GOAL OF THE EXERCISE: The data below must be copied in full and without any change.

GIVEN INFORMATION:
_ _ _ _ _
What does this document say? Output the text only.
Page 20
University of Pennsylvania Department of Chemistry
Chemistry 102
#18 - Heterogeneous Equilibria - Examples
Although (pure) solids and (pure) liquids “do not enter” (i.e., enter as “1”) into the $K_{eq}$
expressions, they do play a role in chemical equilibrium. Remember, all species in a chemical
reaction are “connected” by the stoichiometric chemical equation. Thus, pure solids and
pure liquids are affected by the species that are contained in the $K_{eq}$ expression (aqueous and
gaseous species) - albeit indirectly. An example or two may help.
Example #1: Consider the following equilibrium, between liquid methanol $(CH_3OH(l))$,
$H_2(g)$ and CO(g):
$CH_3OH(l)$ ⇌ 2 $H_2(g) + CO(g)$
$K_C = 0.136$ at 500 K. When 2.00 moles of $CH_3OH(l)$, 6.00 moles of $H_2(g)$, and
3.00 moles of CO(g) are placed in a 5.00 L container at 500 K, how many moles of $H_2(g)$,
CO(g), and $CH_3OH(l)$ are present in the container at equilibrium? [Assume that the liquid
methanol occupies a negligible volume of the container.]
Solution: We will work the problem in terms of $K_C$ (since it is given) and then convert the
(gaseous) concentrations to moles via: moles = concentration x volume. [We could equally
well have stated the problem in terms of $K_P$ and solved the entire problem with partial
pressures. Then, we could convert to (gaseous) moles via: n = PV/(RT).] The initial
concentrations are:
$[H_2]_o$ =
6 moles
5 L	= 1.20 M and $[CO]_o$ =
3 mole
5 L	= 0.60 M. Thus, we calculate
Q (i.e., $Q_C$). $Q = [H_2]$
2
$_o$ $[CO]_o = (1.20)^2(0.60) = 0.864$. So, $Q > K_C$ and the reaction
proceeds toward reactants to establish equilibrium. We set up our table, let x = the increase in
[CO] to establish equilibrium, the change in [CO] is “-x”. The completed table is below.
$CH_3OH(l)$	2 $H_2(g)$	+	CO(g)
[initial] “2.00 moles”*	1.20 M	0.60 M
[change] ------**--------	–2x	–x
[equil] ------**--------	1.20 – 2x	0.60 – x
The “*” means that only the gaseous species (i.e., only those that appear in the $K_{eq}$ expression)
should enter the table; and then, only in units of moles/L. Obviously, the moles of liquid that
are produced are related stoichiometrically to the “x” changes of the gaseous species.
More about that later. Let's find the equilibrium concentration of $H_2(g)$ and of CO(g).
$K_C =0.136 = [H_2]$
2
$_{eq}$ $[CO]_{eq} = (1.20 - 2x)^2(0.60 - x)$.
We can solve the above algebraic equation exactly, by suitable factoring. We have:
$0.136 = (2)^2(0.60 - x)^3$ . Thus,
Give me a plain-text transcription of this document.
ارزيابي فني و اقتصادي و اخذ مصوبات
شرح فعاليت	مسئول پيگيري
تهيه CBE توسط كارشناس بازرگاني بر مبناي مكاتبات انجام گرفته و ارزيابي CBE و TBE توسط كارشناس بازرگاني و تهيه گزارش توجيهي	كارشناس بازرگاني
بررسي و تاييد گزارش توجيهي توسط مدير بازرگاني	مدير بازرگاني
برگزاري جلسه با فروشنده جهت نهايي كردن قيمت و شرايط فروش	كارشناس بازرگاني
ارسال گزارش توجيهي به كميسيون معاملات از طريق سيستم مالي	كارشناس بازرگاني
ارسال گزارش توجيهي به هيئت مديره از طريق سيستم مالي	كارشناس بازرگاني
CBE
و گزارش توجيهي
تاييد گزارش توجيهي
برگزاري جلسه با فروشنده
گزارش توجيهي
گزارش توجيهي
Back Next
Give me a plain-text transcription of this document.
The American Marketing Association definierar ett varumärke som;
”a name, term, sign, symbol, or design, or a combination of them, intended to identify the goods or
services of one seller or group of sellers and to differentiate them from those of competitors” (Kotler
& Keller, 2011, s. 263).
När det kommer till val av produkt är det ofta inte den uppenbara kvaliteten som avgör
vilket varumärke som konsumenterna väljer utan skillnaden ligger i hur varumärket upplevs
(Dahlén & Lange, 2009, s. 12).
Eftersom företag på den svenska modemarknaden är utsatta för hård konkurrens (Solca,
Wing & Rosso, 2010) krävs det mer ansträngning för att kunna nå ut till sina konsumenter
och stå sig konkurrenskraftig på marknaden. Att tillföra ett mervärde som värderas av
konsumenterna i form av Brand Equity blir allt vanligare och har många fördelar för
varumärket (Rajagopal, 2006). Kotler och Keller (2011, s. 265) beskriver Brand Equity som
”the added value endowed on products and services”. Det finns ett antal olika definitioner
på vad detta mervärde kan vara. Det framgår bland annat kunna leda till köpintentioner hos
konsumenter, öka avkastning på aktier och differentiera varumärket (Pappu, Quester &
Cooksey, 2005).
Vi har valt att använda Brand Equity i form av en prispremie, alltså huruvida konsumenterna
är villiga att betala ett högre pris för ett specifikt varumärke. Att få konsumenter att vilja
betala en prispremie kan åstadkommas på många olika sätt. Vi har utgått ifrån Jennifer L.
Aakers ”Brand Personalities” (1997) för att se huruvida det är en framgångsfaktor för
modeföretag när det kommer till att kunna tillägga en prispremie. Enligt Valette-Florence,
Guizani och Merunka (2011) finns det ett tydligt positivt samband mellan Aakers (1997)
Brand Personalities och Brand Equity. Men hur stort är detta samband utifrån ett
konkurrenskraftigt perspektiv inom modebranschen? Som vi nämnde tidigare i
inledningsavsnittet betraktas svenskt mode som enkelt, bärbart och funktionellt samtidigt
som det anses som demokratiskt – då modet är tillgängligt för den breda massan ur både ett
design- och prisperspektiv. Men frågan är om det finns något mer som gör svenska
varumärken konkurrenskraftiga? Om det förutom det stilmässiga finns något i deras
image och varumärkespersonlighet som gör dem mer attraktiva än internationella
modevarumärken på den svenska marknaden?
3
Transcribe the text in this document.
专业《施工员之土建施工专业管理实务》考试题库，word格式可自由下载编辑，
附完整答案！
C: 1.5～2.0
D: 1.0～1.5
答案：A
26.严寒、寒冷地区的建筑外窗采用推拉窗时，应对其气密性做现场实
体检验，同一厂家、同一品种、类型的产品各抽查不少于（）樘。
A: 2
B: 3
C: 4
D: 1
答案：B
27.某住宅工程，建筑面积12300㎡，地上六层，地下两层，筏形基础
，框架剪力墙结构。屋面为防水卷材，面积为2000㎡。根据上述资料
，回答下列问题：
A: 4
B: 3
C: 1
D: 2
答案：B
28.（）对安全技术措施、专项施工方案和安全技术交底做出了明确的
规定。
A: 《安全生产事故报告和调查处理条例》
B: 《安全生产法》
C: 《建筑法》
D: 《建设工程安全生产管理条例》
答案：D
_ _ _ _ _
ANSWER TO THE TASK:
What does this document say? Output the text only.
Page 20
University of Pennsylvania Department of Chemistry
Chemistry 102
#18 - Heterogeneous Equilibria - Examples
Although (pure) solids and (pure) liquids “do not enter” (i.e., enter as “1”) into the $K_{eq}$
expressions, they do play a role in chemical equilibrium. Remember, all species in a chemical
reaction are “connected” by the stoichiometric chemical equation. Thus, pure solids and
pure liquids are affected by the species that are contained in the $K_{eq}$ expression (aqueous and
gaseous species) - albeit indirectly. An example or two may help.
Example #1: Consider the following equilibrium, between liquid methanol $(CH_3OH(l))$,
$H_2(g)$ and CO(g):
$CH_3OH(l)$ ⇌ 2 $H_2(g) + CO(g)$
$K_C = 0.136$ at 500 K. When 2.00 moles of $CH_3OH(l)$, 6.00 moles of $H_2(g)$, and
3.00 moles of CO(g) are placed in a 5.00 L container at 500 K, how many moles of $H_2(g)$,
CO(g), and $CH_3OH(l)$ are present in the container at equilibrium? [Assume that the liquid
methanol occupies a negligible volume of the container.]
Solution: We will work the problem in terms of $K_C$ (since it is given) and then convert the
(gaseous) concentrations to moles via: moles = concentration x volume. [We could equally
well have stated the problem in terms of $K_P$ and solved the entire problem with partial
pressures. Then, we could convert to (gaseous) moles via: n = PV/(RT).] The initial
concentrations are:
$[H_2]_o$ =
6 moles
5 L	= 1.20 M and $[CO]_o$ =
3 mole
5 L	= 0.60 M. Thus, we calculate
Q (i.e., $Q_C$). $Q = [H_2]$
2
$_o$ $[CO]_o = (1.20)^2(0.60) = 0.864$. So, $Q > K_C$ and the reaction
proceeds toward reactants to establish equilibrium. We set up our table, let x = the increase in
[CO] to establish equilibrium, the change in [CO] is “-x”. The completed table is below.
$CH_3OH(l)$	2 $H_2(g)$	+	CO(g)
[initial] “2.00 moles”*	1.20 M	0.60 M
[change] ------**--------	–2x	–x
[equil] ------**--------	1.20 – 2x	0.60 – x
The “*” means that only the gaseous species (i.e., only those that appear in the $K_{eq}$ expression)
should enter the table; and then, only in units of moles/L. Obviously, the moles of liquid that
are produced are related stoichiometrically to the “x” changes of the gaseous species.
More about that later. Let's find the equilibrium concentration of $H_2(g)$ and of CO(g).
$K_C =0.136 = [H_2]$
2
$_{eq}$ $[CO]_{eq} = (1.20 - 2x)^2(0.60 - x)$.
We can solve the above algebraic equation exactly, by suitable factoring. We have:
$0.136 = (2)^2(0.60 - x)^3$ . Thus,
Give me a plain-text transcription of this document.
ارزيابي فني و اقتصادي و اخذ مصوبات
شرح فعاليت	مسئول پيگيري
تهيه CBE توسط كارشناس بازرگاني بر مبناي مكاتبات انجام گرفته و ارزيابي CBE و TBE توسط كارشناس بازرگاني و تهيه گزارش توجيهي	كارشناس بازرگاني
بررسي و تاييد گزارش توجيهي توسط مدير بازرگاني	مدير بازرگاني
برگزاري جلسه با فروشنده جهت نهايي كردن قيمت و شرايط فروش	كارشناس بازرگاني
ارسال گزارش توجيهي به كميسيون معاملات از طريق سيستم مالي	كارشناس بازرگاني
ارسال گزارش توجيهي به هيئت مديره از طريق سيستم مالي	كارشناس بازرگاني
CBE
و گزارش توجيهي
تاييد گزارش توجيهي
برگزاري جلسه با فروشنده
گزارش توجيهي
گزارش توجيهي
Back Next
Give me a plain-text transcription of this document.
The American Marketing Association definierar ett varumärke som;
”a name, term, sign, symbol, or design, or a combination of them, intended to identify the goods or
services of one seller or group of sellers and to differentiate them from those of competitors” (Kotler
& Keller, 2011, s. 263).
När det kommer till val av produkt är det ofta inte den uppenbara kvaliteten som avgör
vilket varumärke som konsumenterna väljer utan skillnaden ligger i hur varumärket upplevs
(Dahlén & Lange, 2009, s. 12).
Eftersom företag på den svenska modemarknaden är utsatta för hård konkurrens (Solca,
Wing & Rosso, 2010) krävs det mer ansträngning för att kunna nå ut till sina konsumenter
och stå sig konkurrenskraftig på marknaden. Att tillföra ett mervärde som värderas av
konsumenterna i form av Brand Equity blir allt vanligare och har många fördelar för
varumärket (Rajagopal, 2006). Kotler och Keller (2011, s. 265) beskriver Brand Equity som
”the added value endowed on products and services”. Det finns ett antal olika definitioner
på vad detta mervärde kan vara. Det framgår bland annat kunna leda till köpintentioner hos
konsumenter, öka avkastning på aktier och differentiera varumärket (Pappu, Quester &
Cooksey, 2005).
Vi har valt att använda Brand Equity i form av en prispremie, alltså huruvida konsumenterna
är villiga att betala ett högre pris för ett specifikt varumärke. Att få konsumenter att vilja
betala en prispremie kan åstadkommas på många olika sätt. Vi har utgått ifrån Jennifer L.
Aakers ”Brand Personalities” (1997) för att se huruvida det är en framgångsfaktor för
modeföretag när det kommer till att kunna tillägga en prispremie. Enligt Valette-Florence,
Guizani och Merunka (2011) finns det ett tydligt positivt samband mellan Aakers (1997)
Brand Personalities och Brand Equity. Men hur stort är detta samband utifrån ett
konkurrenskraftigt perspektiv inom modebranschen? Som vi nämnde tidigare i
inledningsavsnittet betraktas svenskt mode som enkelt, bärbart och funktionellt samtidigt
som det anses som demokratiskt – då modet är tillgängligt för den breda massan ur både ett
design- och prisperspektiv. Men frågan är om det finns något mer som gör svenska
varumärken konkurrenskraftiga? Om det förutom det stilmässiga finns något i deras
image och varumärkespersonlighet som gör dem mer attraktiva än internationella
modevarumärken på den svenska marknaden?
3
Transcribe the text in this document.
专业《施工员之土建施工专业管理实务》考试题库，word格式可自由下载编辑，
附完整答案！
C: 1.5～2.0
D: 1.0～1.5
答案：A
26.严寒、寒冷地区的建筑外窗采用推拉窗时，应对其气密性做现场实
体检验，同一厂家、同一品种、类型的产品各抽查不少于（）樘。
A: 2
B: 3
C: 4
D: 1
答案：B
27.某住宅工程，建筑面积12300㎡，地上六层，地下两层，筏形基础
，框架剪力墙结构。屋面为防水卷材，面积为2000㎡。根据上述资料
，回答下列问题：
A: 4
B: 3
C: 1
D: 2
答案：B
28.（）对安全技术措施、专项施工方案和安全技术交底做出了明确的
规定。
A: 《安全生产事故报告和调查处理条例》
B: 《安全生产法》
C: 《建筑法》
D: 《建设工程安全生产管理条例》
答案：D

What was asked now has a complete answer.